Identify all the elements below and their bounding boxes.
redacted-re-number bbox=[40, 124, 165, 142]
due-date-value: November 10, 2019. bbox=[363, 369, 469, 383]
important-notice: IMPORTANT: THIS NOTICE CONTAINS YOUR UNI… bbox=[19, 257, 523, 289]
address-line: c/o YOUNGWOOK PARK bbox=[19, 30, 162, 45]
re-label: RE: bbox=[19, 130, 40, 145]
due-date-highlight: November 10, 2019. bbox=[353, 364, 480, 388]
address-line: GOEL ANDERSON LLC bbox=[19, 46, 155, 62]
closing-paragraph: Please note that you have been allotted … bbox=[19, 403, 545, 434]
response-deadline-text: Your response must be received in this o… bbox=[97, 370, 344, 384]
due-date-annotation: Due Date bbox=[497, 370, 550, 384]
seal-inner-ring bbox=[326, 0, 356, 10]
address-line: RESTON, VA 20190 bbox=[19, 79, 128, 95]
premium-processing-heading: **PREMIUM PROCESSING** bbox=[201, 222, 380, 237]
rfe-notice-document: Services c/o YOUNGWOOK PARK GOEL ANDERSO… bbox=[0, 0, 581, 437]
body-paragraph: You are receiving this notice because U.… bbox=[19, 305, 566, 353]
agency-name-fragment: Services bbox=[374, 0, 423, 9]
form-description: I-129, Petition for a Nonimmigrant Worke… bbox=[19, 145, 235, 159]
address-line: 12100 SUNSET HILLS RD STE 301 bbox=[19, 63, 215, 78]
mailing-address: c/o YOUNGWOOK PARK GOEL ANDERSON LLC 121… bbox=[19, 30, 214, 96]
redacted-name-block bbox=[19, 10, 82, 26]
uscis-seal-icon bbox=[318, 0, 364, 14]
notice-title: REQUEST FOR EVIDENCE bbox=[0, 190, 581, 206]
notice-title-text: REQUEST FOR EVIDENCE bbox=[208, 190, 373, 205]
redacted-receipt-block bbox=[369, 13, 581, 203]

________________________

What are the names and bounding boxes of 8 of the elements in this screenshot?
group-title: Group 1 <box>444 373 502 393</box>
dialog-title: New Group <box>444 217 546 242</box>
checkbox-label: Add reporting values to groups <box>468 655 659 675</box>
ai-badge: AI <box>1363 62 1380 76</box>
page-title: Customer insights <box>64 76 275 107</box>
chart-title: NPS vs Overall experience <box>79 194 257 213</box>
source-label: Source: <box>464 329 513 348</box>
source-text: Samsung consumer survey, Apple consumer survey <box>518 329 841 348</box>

________________________

## What you are asked to do
Copy out the lines of the records verbatim, starting at the line that contains "Identify all the" and ending at the line that contains "due-date-annotation: Due Date".

## Written answer
Identify all the elements below and their bounding boxes.
redacted-re-number bbox=[40, 124, 165, 142]
due-date-value: November 10, 2019. bbox=[363, 369, 469, 383]
important-notice: IMPORTANT: THIS NOTICE CONTAINS YOUR UNI… bbox=[19, 257, 523, 289]
address-line: c/o YOUNGWOOK PARK bbox=[19, 30, 162, 45]
re-label: RE: bbox=[19, 130, 40, 145]
due-date-highlight: November 10, 2019. bbox=[353, 364, 480, 388]
address-line: GOEL ANDERSON LLC bbox=[19, 46, 155, 62]
closing-paragraph: Please note that you have been allotted … bbox=[19, 403, 545, 434]
response-deadline-text: Your response must be received in this o… bbox=[97, 370, 344, 384]
due-date-annotation: Due Date bbox=[497, 370, 550, 384]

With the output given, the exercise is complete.